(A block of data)
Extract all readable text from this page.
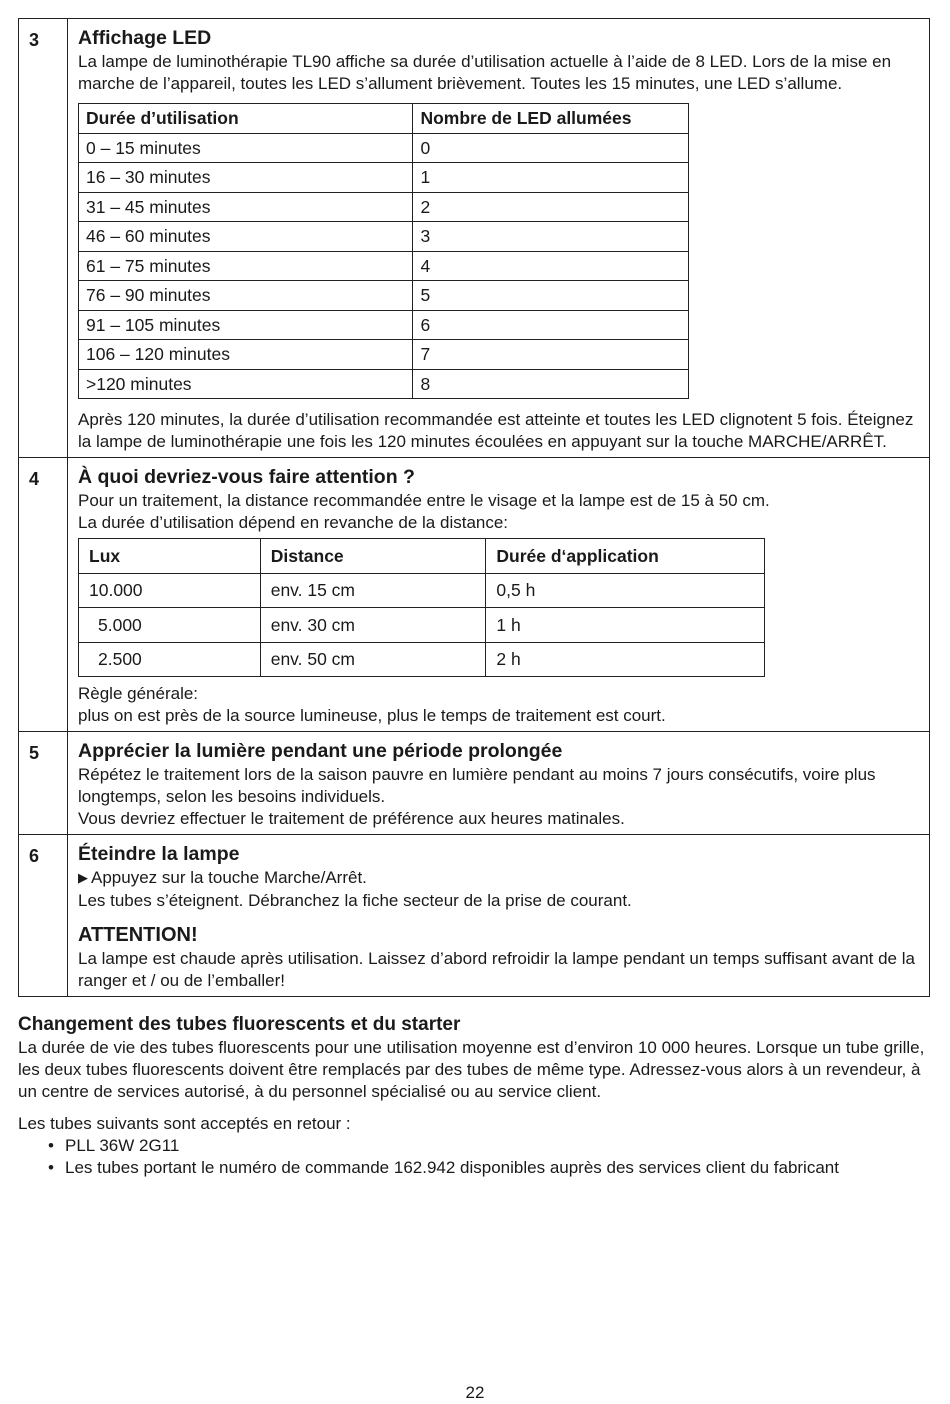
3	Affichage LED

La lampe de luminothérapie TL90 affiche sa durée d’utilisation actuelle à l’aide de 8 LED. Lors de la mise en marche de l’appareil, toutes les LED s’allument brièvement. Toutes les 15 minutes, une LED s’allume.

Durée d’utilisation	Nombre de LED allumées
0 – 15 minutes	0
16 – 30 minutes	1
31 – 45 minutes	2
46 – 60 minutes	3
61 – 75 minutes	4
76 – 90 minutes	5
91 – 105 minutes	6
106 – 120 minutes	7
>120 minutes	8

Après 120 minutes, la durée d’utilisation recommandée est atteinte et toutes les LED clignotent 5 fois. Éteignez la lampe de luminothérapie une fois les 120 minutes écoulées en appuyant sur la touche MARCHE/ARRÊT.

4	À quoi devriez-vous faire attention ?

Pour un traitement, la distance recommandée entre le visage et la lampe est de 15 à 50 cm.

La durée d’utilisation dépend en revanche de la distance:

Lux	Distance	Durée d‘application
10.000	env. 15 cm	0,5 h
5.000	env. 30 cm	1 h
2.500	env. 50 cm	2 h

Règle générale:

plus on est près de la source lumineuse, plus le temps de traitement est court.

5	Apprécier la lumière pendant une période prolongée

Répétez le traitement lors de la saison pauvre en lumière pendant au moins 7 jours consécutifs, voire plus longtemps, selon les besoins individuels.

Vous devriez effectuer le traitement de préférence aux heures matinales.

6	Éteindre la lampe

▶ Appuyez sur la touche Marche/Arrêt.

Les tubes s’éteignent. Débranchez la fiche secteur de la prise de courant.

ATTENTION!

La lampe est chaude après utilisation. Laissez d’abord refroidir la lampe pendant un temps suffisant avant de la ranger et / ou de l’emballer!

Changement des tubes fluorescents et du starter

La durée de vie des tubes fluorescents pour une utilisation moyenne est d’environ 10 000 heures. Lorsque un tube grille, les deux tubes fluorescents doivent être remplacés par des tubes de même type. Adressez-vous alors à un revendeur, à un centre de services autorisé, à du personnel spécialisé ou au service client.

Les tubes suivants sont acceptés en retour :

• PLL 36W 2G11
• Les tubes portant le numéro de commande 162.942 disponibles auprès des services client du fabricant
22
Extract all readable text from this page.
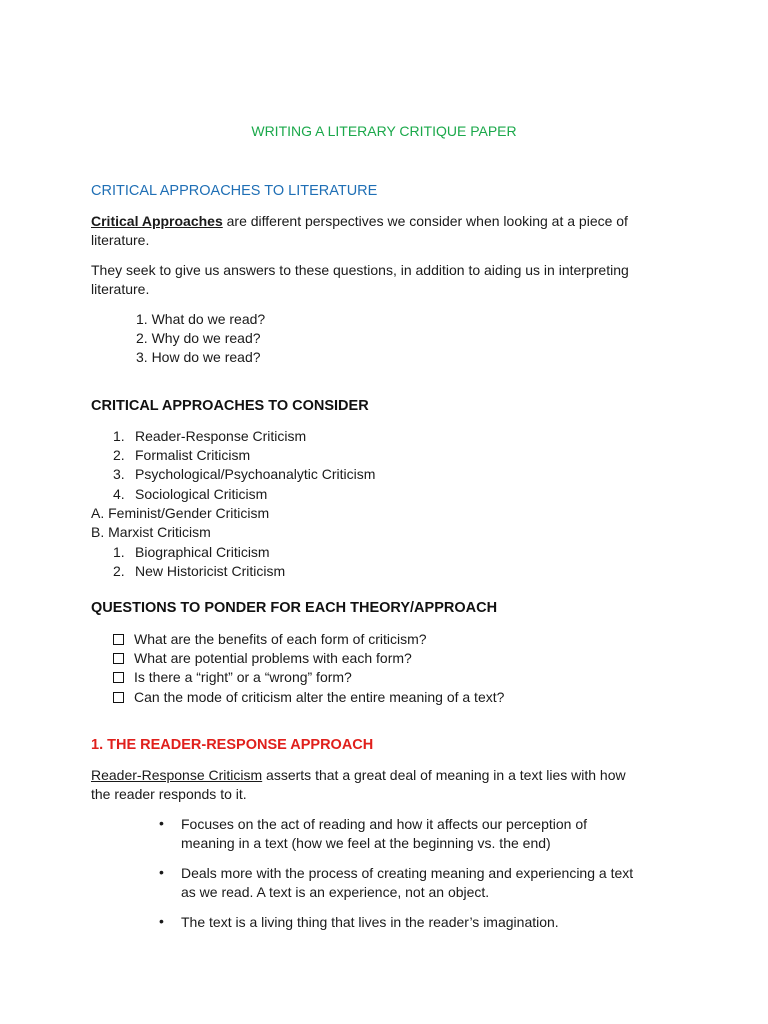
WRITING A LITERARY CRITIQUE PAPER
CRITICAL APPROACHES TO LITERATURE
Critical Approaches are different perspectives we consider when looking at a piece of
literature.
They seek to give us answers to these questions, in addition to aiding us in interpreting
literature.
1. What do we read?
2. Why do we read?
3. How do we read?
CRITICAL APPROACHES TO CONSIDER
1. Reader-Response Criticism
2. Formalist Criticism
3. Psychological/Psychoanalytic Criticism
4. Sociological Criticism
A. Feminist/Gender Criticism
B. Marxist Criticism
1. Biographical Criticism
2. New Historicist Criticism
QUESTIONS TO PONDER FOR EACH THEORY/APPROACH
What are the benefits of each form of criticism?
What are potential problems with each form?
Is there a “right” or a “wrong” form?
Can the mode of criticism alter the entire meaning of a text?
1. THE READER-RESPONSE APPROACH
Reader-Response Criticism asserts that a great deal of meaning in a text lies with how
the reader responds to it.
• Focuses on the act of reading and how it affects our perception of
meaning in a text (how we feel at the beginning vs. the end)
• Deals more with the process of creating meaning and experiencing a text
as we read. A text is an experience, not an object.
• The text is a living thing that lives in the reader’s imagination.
---
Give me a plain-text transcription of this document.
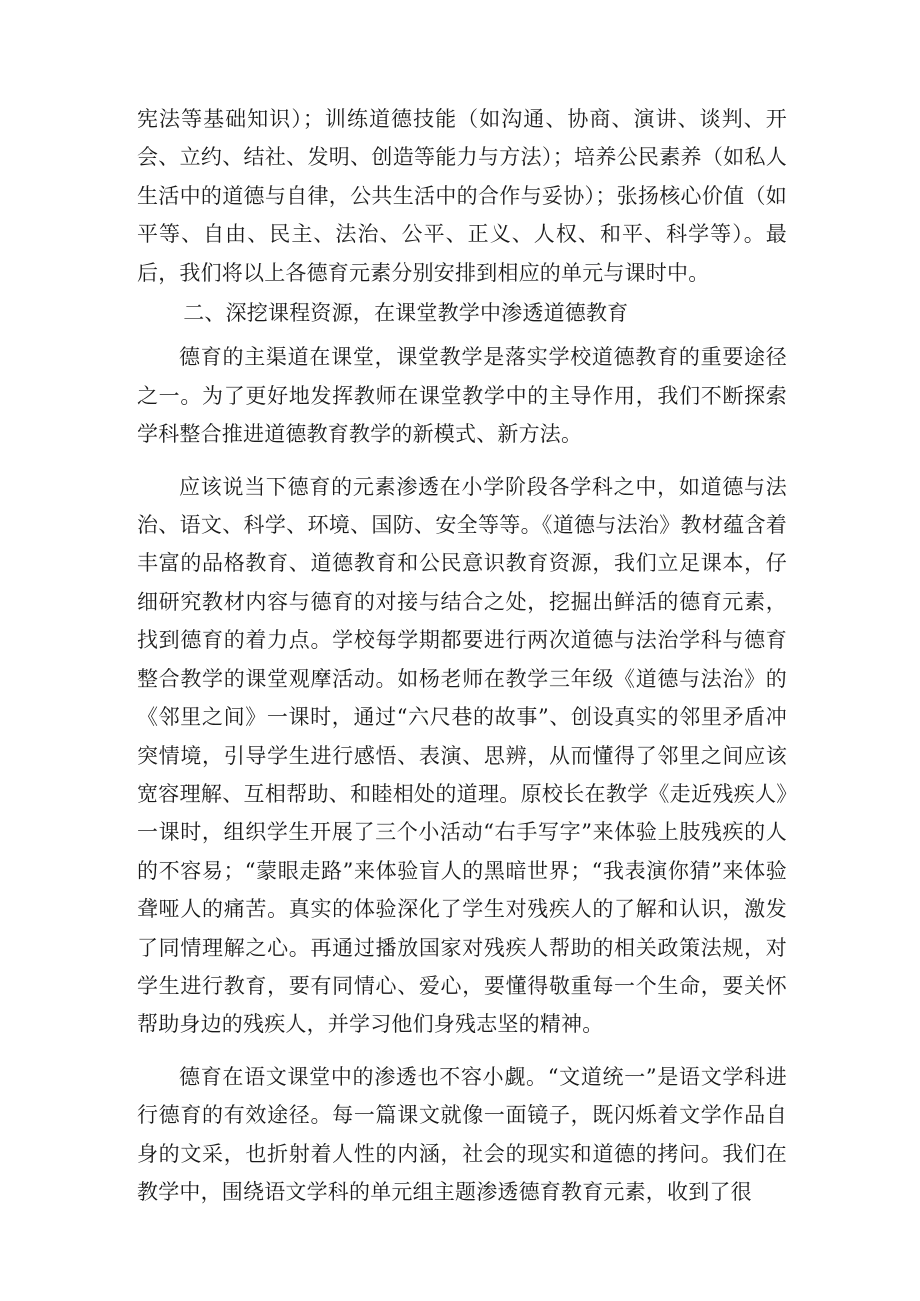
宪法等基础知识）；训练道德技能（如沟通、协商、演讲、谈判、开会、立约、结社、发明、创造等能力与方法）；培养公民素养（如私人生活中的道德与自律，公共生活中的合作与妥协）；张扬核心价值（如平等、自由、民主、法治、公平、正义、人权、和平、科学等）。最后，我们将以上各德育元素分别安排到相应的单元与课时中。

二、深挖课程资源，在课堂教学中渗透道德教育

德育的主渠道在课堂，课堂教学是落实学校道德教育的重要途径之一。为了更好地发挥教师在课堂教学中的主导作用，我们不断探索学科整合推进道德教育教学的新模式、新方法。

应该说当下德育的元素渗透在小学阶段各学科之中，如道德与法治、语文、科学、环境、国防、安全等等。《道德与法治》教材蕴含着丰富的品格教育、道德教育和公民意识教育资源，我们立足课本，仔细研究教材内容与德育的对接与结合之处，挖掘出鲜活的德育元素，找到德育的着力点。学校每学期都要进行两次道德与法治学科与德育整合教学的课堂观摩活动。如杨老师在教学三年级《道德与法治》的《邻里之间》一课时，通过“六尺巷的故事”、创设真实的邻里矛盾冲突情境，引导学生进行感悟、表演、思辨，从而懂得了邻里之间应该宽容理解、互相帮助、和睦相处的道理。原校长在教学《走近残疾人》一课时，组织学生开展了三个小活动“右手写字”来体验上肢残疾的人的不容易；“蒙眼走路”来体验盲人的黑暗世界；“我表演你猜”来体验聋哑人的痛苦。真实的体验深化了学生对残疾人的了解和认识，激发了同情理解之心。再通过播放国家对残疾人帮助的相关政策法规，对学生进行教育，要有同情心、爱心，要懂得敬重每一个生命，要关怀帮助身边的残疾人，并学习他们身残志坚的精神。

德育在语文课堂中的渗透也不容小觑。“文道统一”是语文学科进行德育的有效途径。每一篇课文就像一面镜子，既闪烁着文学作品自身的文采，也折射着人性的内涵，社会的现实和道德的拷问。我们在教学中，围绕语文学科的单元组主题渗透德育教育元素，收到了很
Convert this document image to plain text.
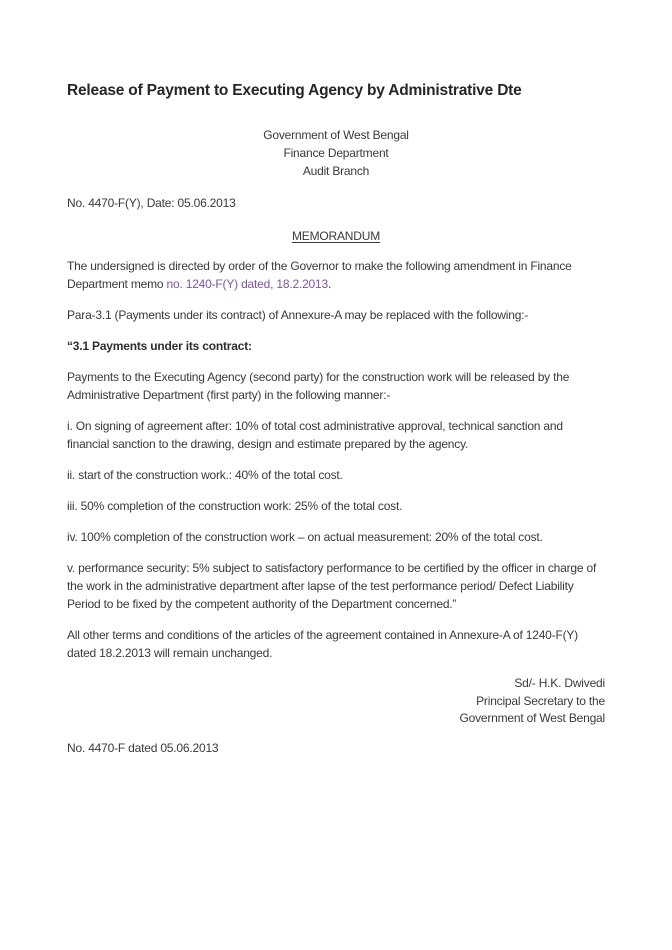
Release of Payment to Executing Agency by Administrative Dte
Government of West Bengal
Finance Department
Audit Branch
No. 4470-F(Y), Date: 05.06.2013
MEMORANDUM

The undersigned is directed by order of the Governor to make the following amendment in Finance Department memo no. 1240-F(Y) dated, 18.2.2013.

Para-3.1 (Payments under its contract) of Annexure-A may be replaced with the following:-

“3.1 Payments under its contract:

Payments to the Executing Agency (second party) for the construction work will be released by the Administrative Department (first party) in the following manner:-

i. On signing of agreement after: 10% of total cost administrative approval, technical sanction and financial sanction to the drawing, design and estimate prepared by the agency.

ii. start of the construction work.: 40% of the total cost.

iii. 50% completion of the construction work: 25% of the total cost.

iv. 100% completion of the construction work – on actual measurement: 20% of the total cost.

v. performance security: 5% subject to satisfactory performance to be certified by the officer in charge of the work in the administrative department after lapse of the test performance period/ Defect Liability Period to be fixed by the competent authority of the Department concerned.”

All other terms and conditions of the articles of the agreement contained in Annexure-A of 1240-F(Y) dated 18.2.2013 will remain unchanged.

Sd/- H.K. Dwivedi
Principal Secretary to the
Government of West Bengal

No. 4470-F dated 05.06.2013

Problem to solve
Show every line in the records above that contains the word "traitement".

Task solution
Pour un traitement, la distance recommandée entre le visage et la lampe est de 15 à 50 cm.
plus on est près de la source lumineuse, plus le temps de traitement est court.
Répétez le traitement lors de la saison pauvre en lumière pendant au moins 7 jours consécutifs, voire plus longtemps, selon les besoins individuels.
Vous devriez effectuer le traitement de préférence aux heures matinales.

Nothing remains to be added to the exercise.